**Written exercise:** Only the number is wanted: count the lines in the data with "subtext" in them.

**Stored items from a collection:**

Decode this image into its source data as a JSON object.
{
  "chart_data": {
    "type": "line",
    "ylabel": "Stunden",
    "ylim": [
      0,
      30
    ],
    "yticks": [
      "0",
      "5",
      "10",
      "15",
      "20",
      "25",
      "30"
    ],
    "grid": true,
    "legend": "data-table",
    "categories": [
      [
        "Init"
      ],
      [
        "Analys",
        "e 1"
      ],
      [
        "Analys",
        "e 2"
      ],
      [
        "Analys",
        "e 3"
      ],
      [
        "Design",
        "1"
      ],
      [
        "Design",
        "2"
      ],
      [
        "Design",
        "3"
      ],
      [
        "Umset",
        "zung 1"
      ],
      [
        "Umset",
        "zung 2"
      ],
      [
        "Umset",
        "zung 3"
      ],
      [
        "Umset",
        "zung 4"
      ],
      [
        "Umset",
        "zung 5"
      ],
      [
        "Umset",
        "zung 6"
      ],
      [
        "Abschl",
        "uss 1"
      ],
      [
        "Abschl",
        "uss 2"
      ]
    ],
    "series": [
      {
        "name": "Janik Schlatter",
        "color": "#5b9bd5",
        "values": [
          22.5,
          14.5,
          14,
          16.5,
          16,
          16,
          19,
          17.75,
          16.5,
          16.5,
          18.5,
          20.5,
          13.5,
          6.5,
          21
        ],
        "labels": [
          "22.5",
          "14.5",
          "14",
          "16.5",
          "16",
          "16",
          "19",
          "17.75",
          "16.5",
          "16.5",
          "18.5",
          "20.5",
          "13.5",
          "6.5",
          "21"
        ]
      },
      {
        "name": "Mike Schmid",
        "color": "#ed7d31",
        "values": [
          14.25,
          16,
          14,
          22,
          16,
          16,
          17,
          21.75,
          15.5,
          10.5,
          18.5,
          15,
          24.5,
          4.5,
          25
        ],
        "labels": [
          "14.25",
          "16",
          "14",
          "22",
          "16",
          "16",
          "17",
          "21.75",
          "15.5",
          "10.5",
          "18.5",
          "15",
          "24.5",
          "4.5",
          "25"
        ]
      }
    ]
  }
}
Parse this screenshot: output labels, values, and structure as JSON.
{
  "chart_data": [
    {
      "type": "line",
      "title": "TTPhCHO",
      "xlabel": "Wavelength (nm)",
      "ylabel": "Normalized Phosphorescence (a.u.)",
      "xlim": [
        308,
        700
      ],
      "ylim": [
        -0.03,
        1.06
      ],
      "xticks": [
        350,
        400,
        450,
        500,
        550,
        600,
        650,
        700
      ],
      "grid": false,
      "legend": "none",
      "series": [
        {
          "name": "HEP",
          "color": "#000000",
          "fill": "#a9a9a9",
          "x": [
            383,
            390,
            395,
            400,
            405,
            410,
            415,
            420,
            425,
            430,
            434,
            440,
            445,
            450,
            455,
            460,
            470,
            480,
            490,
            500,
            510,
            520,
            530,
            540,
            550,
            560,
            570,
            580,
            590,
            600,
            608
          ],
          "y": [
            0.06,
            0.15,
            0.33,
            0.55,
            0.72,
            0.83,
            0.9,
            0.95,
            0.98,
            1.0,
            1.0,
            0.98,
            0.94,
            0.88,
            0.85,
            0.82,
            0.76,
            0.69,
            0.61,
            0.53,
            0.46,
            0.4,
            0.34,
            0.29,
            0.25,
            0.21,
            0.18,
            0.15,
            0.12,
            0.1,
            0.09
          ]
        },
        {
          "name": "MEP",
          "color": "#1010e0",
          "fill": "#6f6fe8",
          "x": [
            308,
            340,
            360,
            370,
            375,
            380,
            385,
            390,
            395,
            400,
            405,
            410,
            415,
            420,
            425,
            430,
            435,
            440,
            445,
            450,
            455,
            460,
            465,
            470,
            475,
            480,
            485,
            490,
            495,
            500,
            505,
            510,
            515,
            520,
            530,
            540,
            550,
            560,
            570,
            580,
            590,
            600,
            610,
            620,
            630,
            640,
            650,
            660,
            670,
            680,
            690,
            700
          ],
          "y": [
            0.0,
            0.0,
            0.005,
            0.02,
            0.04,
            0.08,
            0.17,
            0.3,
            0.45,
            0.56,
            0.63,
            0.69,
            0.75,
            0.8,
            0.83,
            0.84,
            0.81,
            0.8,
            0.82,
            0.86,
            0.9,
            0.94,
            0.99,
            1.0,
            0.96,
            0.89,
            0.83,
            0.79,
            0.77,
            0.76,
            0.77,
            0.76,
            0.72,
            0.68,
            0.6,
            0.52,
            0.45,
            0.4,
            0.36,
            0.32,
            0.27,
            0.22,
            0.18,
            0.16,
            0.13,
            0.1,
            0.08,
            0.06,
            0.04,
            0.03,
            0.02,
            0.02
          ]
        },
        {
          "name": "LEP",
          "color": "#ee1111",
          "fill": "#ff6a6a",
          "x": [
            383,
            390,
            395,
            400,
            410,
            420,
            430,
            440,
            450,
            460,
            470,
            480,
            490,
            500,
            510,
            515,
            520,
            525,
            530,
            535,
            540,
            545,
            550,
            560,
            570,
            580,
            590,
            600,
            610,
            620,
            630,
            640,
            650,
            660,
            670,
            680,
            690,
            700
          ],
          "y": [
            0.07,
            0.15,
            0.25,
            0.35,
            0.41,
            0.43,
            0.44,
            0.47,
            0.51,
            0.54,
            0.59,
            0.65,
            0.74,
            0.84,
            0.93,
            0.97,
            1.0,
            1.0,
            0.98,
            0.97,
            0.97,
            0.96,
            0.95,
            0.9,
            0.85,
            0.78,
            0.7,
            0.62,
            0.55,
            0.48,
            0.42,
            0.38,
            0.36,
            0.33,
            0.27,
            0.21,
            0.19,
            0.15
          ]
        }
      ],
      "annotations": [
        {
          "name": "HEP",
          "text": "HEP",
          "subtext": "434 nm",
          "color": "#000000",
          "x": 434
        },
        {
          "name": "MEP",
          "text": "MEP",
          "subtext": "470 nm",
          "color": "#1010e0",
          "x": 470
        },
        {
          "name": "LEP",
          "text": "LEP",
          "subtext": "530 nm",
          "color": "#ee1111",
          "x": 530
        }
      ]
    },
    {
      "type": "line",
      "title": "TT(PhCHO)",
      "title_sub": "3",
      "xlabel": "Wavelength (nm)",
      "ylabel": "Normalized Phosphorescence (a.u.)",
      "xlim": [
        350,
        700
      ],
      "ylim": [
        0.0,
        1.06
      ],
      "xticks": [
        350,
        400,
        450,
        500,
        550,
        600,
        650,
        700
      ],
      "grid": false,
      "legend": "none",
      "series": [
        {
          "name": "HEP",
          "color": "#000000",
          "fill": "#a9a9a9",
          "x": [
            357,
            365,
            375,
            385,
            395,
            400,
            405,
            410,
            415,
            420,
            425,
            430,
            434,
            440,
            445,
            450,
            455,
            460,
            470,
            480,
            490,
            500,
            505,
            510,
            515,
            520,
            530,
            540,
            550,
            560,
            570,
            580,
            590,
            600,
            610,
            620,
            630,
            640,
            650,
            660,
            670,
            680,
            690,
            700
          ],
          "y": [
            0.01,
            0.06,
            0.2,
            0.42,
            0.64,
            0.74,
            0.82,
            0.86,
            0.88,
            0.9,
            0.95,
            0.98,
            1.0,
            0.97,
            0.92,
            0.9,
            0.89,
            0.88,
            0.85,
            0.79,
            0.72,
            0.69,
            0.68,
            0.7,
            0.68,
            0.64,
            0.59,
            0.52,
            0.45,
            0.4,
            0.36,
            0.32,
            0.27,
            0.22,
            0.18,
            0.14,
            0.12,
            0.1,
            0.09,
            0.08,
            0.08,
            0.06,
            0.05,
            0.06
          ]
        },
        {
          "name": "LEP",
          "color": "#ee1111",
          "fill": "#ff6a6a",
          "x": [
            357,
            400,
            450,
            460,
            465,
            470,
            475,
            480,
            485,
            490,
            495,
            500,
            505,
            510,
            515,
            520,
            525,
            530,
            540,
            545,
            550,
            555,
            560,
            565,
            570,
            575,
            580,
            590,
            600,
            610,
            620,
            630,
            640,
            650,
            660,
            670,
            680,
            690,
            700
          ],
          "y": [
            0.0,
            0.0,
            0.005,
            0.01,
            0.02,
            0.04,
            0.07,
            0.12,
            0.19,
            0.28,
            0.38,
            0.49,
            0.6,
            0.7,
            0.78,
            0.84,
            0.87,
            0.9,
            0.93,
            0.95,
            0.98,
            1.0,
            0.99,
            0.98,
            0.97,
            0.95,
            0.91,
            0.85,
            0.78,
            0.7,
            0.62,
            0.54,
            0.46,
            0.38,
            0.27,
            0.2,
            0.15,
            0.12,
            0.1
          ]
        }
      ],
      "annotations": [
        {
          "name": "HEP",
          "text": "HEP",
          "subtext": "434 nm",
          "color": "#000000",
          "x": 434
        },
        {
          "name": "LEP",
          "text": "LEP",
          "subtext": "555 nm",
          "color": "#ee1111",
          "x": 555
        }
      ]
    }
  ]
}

**Result:** 5